◆ Working data:
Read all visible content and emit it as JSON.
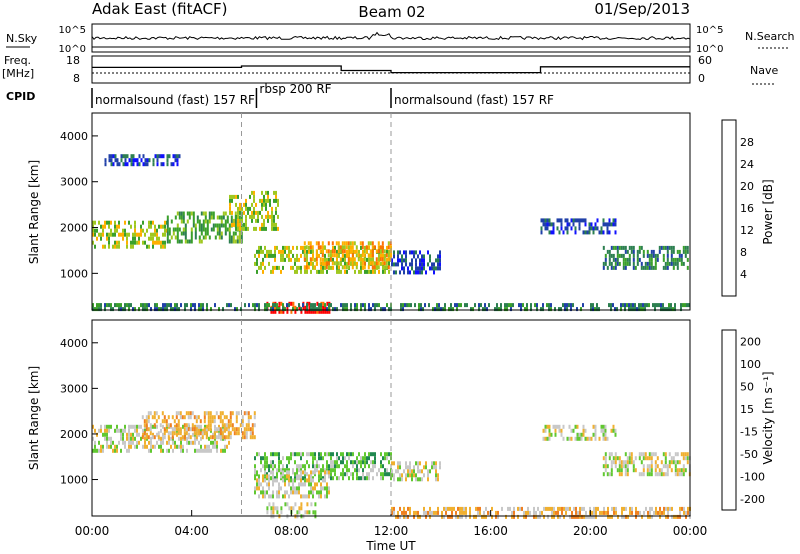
{
  "header": {
    "station": "Adak East (fitACF)",
    "beam": "Beam 02",
    "date": "01/Sep/2013"
  },
  "panel_labels": {
    "nsky": "N.Sky",
    "nsearch": "N.Search",
    "freq": "Freq.",
    "freq_unit": "[MHz]",
    "nave": "Nave",
    "cpid": "CPID"
  },
  "cpid_segments": [
    {
      "label": "normalsound (fast) 157 RF",
      "start_hour": 0.0,
      "end_hour": 6.6
    },
    {
      "label": "rbsp 200 RF",
      "start_hour": 6.6,
      "end_hour": 12.0
    },
    {
      "label": "normalsound (fast) 157 RF",
      "start_hour": 12.0,
      "end_hour": 24.0
    }
  ],
  "chart_data": [
    {
      "type": "line",
      "name": "noise-panel",
      "y_left_ticks": [
        "10^5",
        "10^0"
      ],
      "y_right_ticks": [
        "10^5",
        "10^0"
      ]
    },
    {
      "type": "line",
      "name": "frequency-nave-panel",
      "y_left_ticks": [
        "18",
        "8"
      ],
      "y_right_ticks": [
        "60",
        "0"
      ],
      "freq_steps": [
        {
          "start_hour": 0.0,
          "end_hour": 6.0,
          "value": 13.5
        },
        {
          "start_hour": 6.0,
          "end_hour": 10.0,
          "value": 14.2
        },
        {
          "start_hour": 10.0,
          "end_hour": 12.0,
          "value": 12.0
        },
        {
          "start_hour": 12.0,
          "end_hour": 18.0,
          "value": 11.0
        },
        {
          "start_hour": 18.0,
          "end_hour": 24.0,
          "value": 13.8
        }
      ]
    },
    {
      "type": "heatmap",
      "name": "power",
      "ylabel": "Slant Range [km]",
      "yticks": [
        "1000",
        "2000",
        "3000",
        "4000"
      ],
      "ylim": [
        200,
        4500
      ],
      "xlim": [
        0,
        24
      ],
      "colorbar_label": "Power [dB]",
      "colorbar_ticks": [
        "4",
        "8",
        "12",
        "16",
        "20",
        "24",
        "28"
      ],
      "colorbar_colors": [
        "#1010ff",
        "#2040a8",
        "#2c7f50",
        "#3aa02a",
        "#a0c820",
        "#ffb000",
        "#ff7000",
        "#ff0000"
      ],
      "bands": [
        {
          "h0": 0.0,
          "h1": 3.0,
          "r0": 1550,
          "r1": 2150,
          "level": 4
        },
        {
          "h0": 3.0,
          "h1": 6.0,
          "r0": 1700,
          "r1": 2350,
          "level": 3
        },
        {
          "h0": 5.5,
          "h1": 7.5,
          "r0": 2000,
          "r1": 2800,
          "level": 4
        },
        {
          "h0": 6.5,
          "h1": 12.0,
          "r0": 1000,
          "r1": 1600,
          "level": 4
        },
        {
          "h0": 8.5,
          "h1": 12.0,
          "r0": 1100,
          "r1": 1700,
          "level": 5
        },
        {
          "h0": 0.5,
          "h1": 3.5,
          "r0": 3400,
          "r1": 3600,
          "level": 1
        },
        {
          "h0": 7.0,
          "h1": 9.5,
          "r0": 200,
          "r1": 380,
          "level": 7
        },
        {
          "h0": 12.0,
          "h1": 14.0,
          "r0": 1000,
          "r1": 1500,
          "level": 1
        },
        {
          "h0": 18.0,
          "h1": 21.0,
          "r0": 1900,
          "r1": 2200,
          "level": 1
        },
        {
          "h0": 20.5,
          "h1": 24.0,
          "r0": 1100,
          "r1": 1600,
          "level": 2
        },
        {
          "h0": 0.0,
          "h1": 24.0,
          "r0": 200,
          "r1": 350,
          "level": 2
        }
      ]
    },
    {
      "type": "heatmap",
      "name": "velocity",
      "ylabel": "Slant Range [km]",
      "yticks": [
        "1000",
        "2000",
        "3000",
        "4000"
      ],
      "ylim": [
        200,
        4500
      ],
      "xlim": [
        0,
        24
      ],
      "xlabel": "Time UT",
      "xticks": [
        "00:00",
        "04:00",
        "08:00",
        "12:00",
        "16:00",
        "20:00",
        "00:00"
      ],
      "colorbar_label": "Velocity [m s⁻¹]",
      "colorbar_ticks": [
        "200",
        "100",
        "50",
        "15",
        "-15",
        "-50",
        "-100",
        "-200"
      ],
      "colorbar_colors": [
        "#1830c8",
        "#1878b0",
        "#208850",
        "#60c830",
        "#c8c8c8",
        "#f0b030",
        "#f08020",
        "#f04010",
        "#f00000"
      ],
      "bands": [
        {
          "h0": 0.0,
          "h1": 5.5,
          "r0": 1600,
          "r1": 2200,
          "level": 4
        },
        {
          "h0": 2.0,
          "h1": 6.5,
          "r0": 1900,
          "r1": 2500,
          "level": 5
        },
        {
          "h0": 6.5,
          "h1": 12.0,
          "r0": 1000,
          "r1": 1600,
          "level": 3
        },
        {
          "h0": 6.5,
          "h1": 9.5,
          "r0": 600,
          "r1": 1200,
          "level": 4
        },
        {
          "h0": 7.0,
          "h1": 9.0,
          "r0": 200,
          "r1": 500,
          "level": 4
        },
        {
          "h0": 12.0,
          "h1": 24.0,
          "r0": 200,
          "r1": 400,
          "level": 5
        },
        {
          "h0": 20.5,
          "h1": 24.0,
          "r0": 1100,
          "r1": 1600,
          "level": 4
        },
        {
          "h0": 18.0,
          "h1": 21.0,
          "r0": 1900,
          "r1": 2200,
          "level": 4
        },
        {
          "h0": 12.0,
          "h1": 14.0,
          "r0": 1000,
          "r1": 1400,
          "level": 4
        }
      ]
    }
  ]
}
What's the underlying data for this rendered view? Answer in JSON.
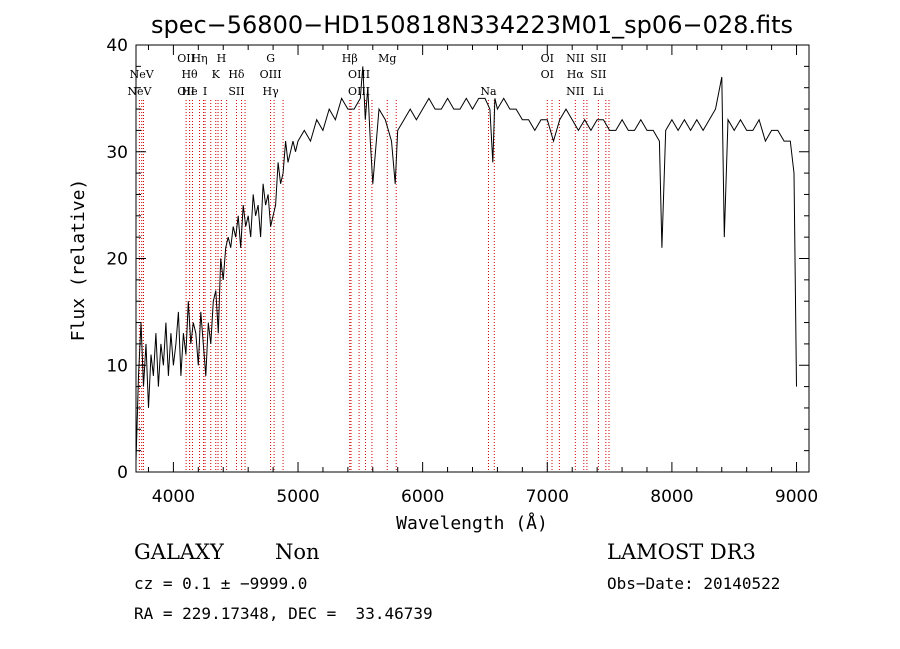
{
  "chart_data": {
    "type": "line",
    "title": "spec−56800−HD150818N334223M01_sp06−028.fits",
    "xlabel": "Wavelength (Å)",
    "ylabel": "Flux (relative)",
    "xlim": [
      3700,
      9100
    ],
    "ylim": [
      0,
      40
    ],
    "x_ticks": [
      4000,
      5000,
      6000,
      7000,
      8000,
      9000
    ],
    "y_ticks": [
      0,
      10,
      20,
      30,
      40
    ],
    "x_minor_step": 200,
    "y_minor_step": 2,
    "grid": false,
    "series": [
      {
        "x": [
          3700,
          3720,
          3740,
          3760,
          3780,
          3800,
          3820,
          3840,
          3860,
          3880,
          3900,
          3920,
          3940,
          3960,
          3980,
          4000,
          4020,
          4040,
          4060,
          4080,
          4100,
          4120,
          4140,
          4160,
          4180,
          4200,
          4220,
          4240,
          4260,
          4280,
          4300,
          4320,
          4340,
          4360,
          4380,
          4400,
          4420,
          4440,
          4460,
          4480,
          4500,
          4520,
          4540,
          4560,
          4580,
          4600,
          4620,
          4640,
          4660,
          4680,
          4700,
          4720,
          4740,
          4760,
          4780,
          4800,
          4820,
          4840,
          4860,
          4880,
          4900,
          4920,
          4940,
          4960,
          4980,
          5000,
          5050,
          5100,
          5150,
          5200,
          5250,
          5300,
          5350,
          5400,
          5450,
          5500,
          5520,
          5540,
          5560,
          5580,
          5600,
          5650,
          5700,
          5750,
          5780,
          5800,
          5850,
          5900,
          5950,
          6000,
          6050,
          6100,
          6150,
          6200,
          6250,
          6300,
          6350,
          6400,
          6450,
          6500,
          6540,
          6563,
          6580,
          6600,
          6650,
          6700,
          6750,
          6800,
          6850,
          6900,
          6950,
          7000,
          7050,
          7100,
          7150,
          7200,
          7250,
          7300,
          7350,
          7400,
          7450,
          7500,
          7550,
          7600,
          7650,
          7700,
          7750,
          7800,
          7850,
          7900,
          7920,
          7950,
          8000,
          8050,
          8100,
          8150,
          8200,
          8250,
          8300,
          8350,
          8400,
          8420,
          8450,
          8500,
          8550,
          8600,
          8650,
          8700,
          8750,
          8800,
          8850,
          8900,
          8950,
          8980,
          9000
        ],
        "y": [
          1,
          9,
          14,
          8,
          12,
          6,
          11,
          9,
          13,
          8,
          12,
          10,
          14,
          9,
          13,
          10,
          12,
          15,
          9,
          13,
          11,
          16,
          12,
          14,
          13,
          10,
          15,
          12,
          9,
          14,
          12,
          16,
          17,
          13,
          20,
          18,
          21,
          22,
          21,
          23,
          22,
          24,
          21,
          25,
          23,
          24,
          22,
          26,
          24,
          25,
          22,
          27,
          25,
          26,
          23,
          24,
          25,
          29,
          27,
          28,
          31,
          29,
          30,
          31,
          30,
          31,
          32,
          31,
          33,
          32,
          34,
          33,
          35,
          34,
          34,
          35,
          38,
          33,
          36,
          31,
          27,
          34,
          33,
          31,
          27,
          32,
          33,
          34,
          33,
          34,
          35,
          34,
          34,
          35,
          34,
          34,
          35,
          34,
          35,
          35,
          34,
          29,
          35,
          34,
          35,
          34,
          34,
          33,
          33,
          32,
          33,
          33,
          31,
          33,
          34,
          33,
          32,
          33,
          32,
          33,
          33,
          32,
          32,
          33,
          32,
          32,
          33,
          32,
          32,
          31,
          21,
          32,
          33,
          32,
          33,
          32,
          33,
          32,
          33,
          34,
          37,
          22,
          33,
          32,
          33,
          32,
          32,
          33,
          31,
          32,
          32,
          31,
          31,
          28,
          8
        ]
      }
    ],
    "lines": [
      {
        "w": 3727,
        "labels": [
          "NeV"
        ],
        "row": [
          3
        ]
      },
      {
        "w": 3746,
        "labels": [
          "NeV"
        ],
        "row": [
          2
        ]
      },
      {
        "w": 4102,
        "labels": [
          "OII",
          "OII"
        ],
        "row": [
          1,
          3
        ]
      },
      {
        "w": 4130,
        "labels": [
          "Hθ",
          "He"
        ],
        "row": [
          2,
          3
        ]
      },
      {
        "w": 4210,
        "labels": [
          "Hη"
        ],
        "row": [
          1
        ]
      },
      {
        "w": 4254,
        "labels": [
          "I"
        ],
        "row": [
          3
        ]
      },
      {
        "w": 4340,
        "labels": [
          "K"
        ],
        "row": [
          2
        ]
      },
      {
        "w": 4385,
        "labels": [
          "H"
        ],
        "row": [
          1
        ]
      },
      {
        "w": 4506,
        "labels": [
          "Hδ",
          "SII"
        ],
        "row": [
          2,
          3
        ]
      },
      {
        "w": 4780,
        "labels": [
          "G",
          "OIII",
          "Hγ"
        ],
        "row": [
          1,
          2,
          3
        ]
      },
      {
        "w": 5415,
        "labels": [
          "Hβ"
        ],
        "row": [
          1
        ]
      },
      {
        "w": 5490,
        "labels": [
          "OIII",
          "OIII"
        ],
        "row": [
          2,
          3
        ]
      },
      {
        "w": 5716,
        "labels": [
          "Mg"
        ],
        "row": [
          1
        ]
      },
      {
        "w": 6528,
        "labels": [
          "Na"
        ],
        "row": [
          3
        ]
      },
      {
        "w": 7000,
        "labels": [
          "OI",
          "OI"
        ],
        "row": [
          1,
          2
        ]
      },
      {
        "w": 7225,
        "labels": [
          "NII",
          "Hα",
          "NII"
        ],
        "row": [
          1,
          2,
          3
        ]
      },
      {
        "w": 7410,
        "labels": [
          "SII",
          "SII",
          "Li"
        ],
        "row": [
          1,
          2,
          3
        ]
      }
    ],
    "marker_lines_w": [
      3760,
      4153,
      4242,
      4300,
      4358,
      4427,
      4547,
      4575,
      4808,
      4880,
      5425,
      5541,
      5593,
      5788,
      6575,
      7038,
      7097,
      7293,
      7318,
      7470,
      7495
    ]
  },
  "info": {
    "object_class": "GALAXY",
    "subclass": "Non",
    "survey": "LAMOST DR3",
    "cz": "cz = 0.1 ± −9999.0",
    "obs_date": "Obs−Date: 20140522",
    "coords": "RA = 229.17348, DEC =  33.46739"
  },
  "colors": {
    "spectrum": "#000000",
    "marker_line": "#cc0000",
    "axis": "#000000"
  }
}
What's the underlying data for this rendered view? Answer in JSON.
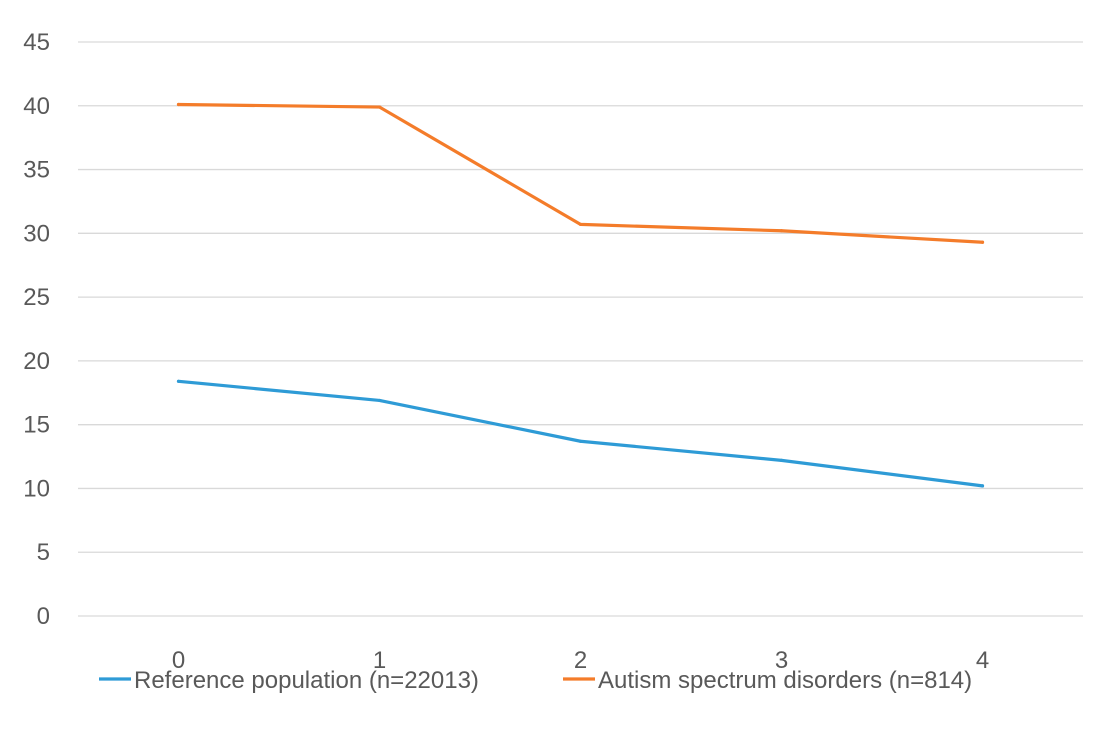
{
  "chart_data": {
    "type": "line",
    "title": "",
    "xlabel": "",
    "ylabel": "",
    "categories": [
      "0",
      "1",
      "2",
      "3",
      "4"
    ],
    "ylim": [
      0,
      45
    ],
    "yticks": [
      0,
      5,
      10,
      15,
      20,
      25,
      30,
      35,
      40,
      45
    ],
    "grid": true,
    "legend_position": "bottom",
    "series": [
      {
        "name": "Reference population (n=22013)",
        "color": "#2e9bd6",
        "values": [
          18.4,
          16.9,
          13.7,
          12.2,
          10.2
        ]
      },
      {
        "name": "Autism spectrum disorders (n=814)",
        "color": "#f47c2a",
        "values": [
          40.1,
          39.9,
          30.7,
          30.2,
          29.3
        ]
      }
    ]
  }
}
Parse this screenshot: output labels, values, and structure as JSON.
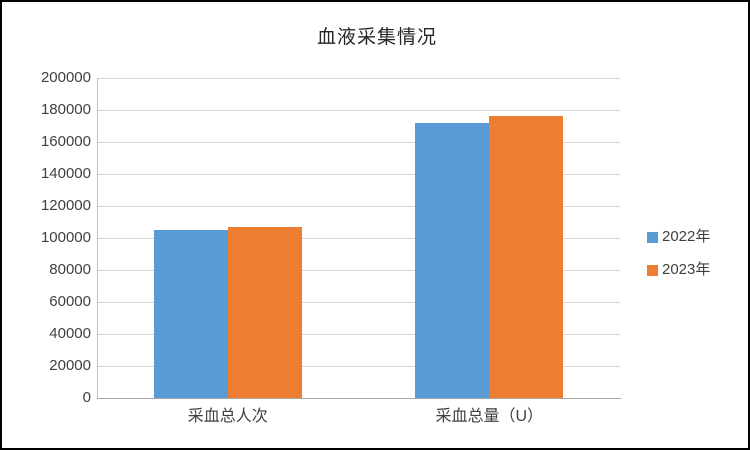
{
  "chart_data": {
    "type": "bar",
    "title": "血液采集情况",
    "categories": [
      "采血总人次",
      "采血总量（U）"
    ],
    "series": [
      {
        "name": "2022年",
        "color": "#5B9BD5",
        "values": [
          105000,
          172000
        ]
      },
      {
        "name": "2023年",
        "color": "#ED7D31",
        "values": [
          107000,
          176500
        ]
      }
    ],
    "xlabel": "",
    "ylabel": "",
    "ylim": [
      0,
      200000
    ],
    "ytick_step": 20000,
    "ytick_labels": [
      "0",
      "20000",
      "40000",
      "60000",
      "80000",
      "100000",
      "120000",
      "140000",
      "160000",
      "180000",
      "200000"
    ],
    "grid": "horizontal",
    "legend_position": "right",
    "colors": {
      "gridline": "#d6d6d6",
      "axis": "#a6a6a6",
      "text": "#404040",
      "title": "#262626",
      "background": "#ffffff",
      "frame_border": "#000000"
    }
  }
}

◆ The problem: Collect the lines of the data that carry the word "name".

◆ The solution:
      "name": "noise-panel",
      "name": "frequency-nave-panel",
      "name": "power",
      "name": "velocity",
        "name": "Reference population (n=22013)",
        "name": "Autism spectrum disorders (n=814)",
        "name": "2022年",
        "name": "2023年",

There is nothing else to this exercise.